Dataset entries
══════════════════════════════

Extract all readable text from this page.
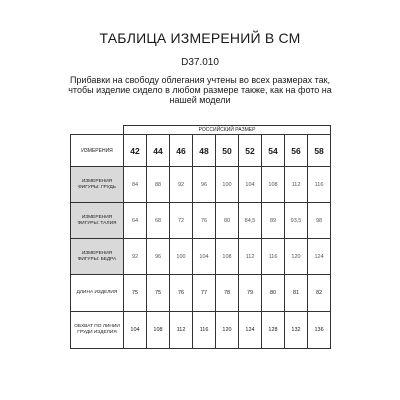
ТАБЛИЦА ИЗМЕРЕНИЙ В СМ
D37.010
Прибавки на свободу облегания учтены во всех размерах так, чтобы изделие сидело в любом размере также, как на фото на нашей модели
	РОССИЙСКИЙ РАЗМЕР								
ИЗМЕРЕНИЯ	42	44	46	48	50	52	54	56	58
ИЗМЕРЕНИЯ ФИГУРЫ: ГРУДЬ	84	88	92	96	100	104	108	112	116
ИЗМЕРЕНИЯ ФИГУРЫ: ТАЛИЯ	64	68	72	76	80	84,5	89	93,5	98
ИЗМЕРЕНИЯ ФИГУРЫ: БЕДРА	92	96	100	104	108	112	116	120	124
ДЛИНА ИЗДЕЛИЯ	75	75	76	77	78	79	80	81	82
ОБХВАТ ПО ЛИНИИ ГРУДИ ИЗДЕЛИЯ	104	108	112	116	120	124	128	132	136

══════════════════════════════

## Problem
Copy everything in the records above except the pictures, exactly as written.

## Result below
Extract all readable text from this page.
ТАБЛИЦА ИЗМЕРЕНИЙ В СМ
D37.010
Прибавки на свободу облегания учтены во всех размерах так, чтобы изделие сидело в любом размере также, как на фото на нашей модели
	РОССИЙСКИЙ РАЗМЕР								
ИЗМЕРЕНИЯ	42	44	46	48	50	52	54	56	58
ИЗМЕРЕНИЯ ФИГУРЫ: ГРУДЬ	84	88	92	96	100	104	108	112	116
ИЗМЕРЕНИЯ ФИГУРЫ: ТАЛИЯ	64	68	72	76	80	84,5	89	93,5	98
ИЗМЕРЕНИЯ ФИГУРЫ: БЕДРА	92	96	100	104	108	112	116	120	124
ДЛИНА ИЗДЕЛИЯ	75	75	76	77	78	79	80	81	82
ОБХВАТ ПО ЛИНИИ ГРУДИ ИЗДЕЛИЯ	104	108	112	116	120	124	128	132	136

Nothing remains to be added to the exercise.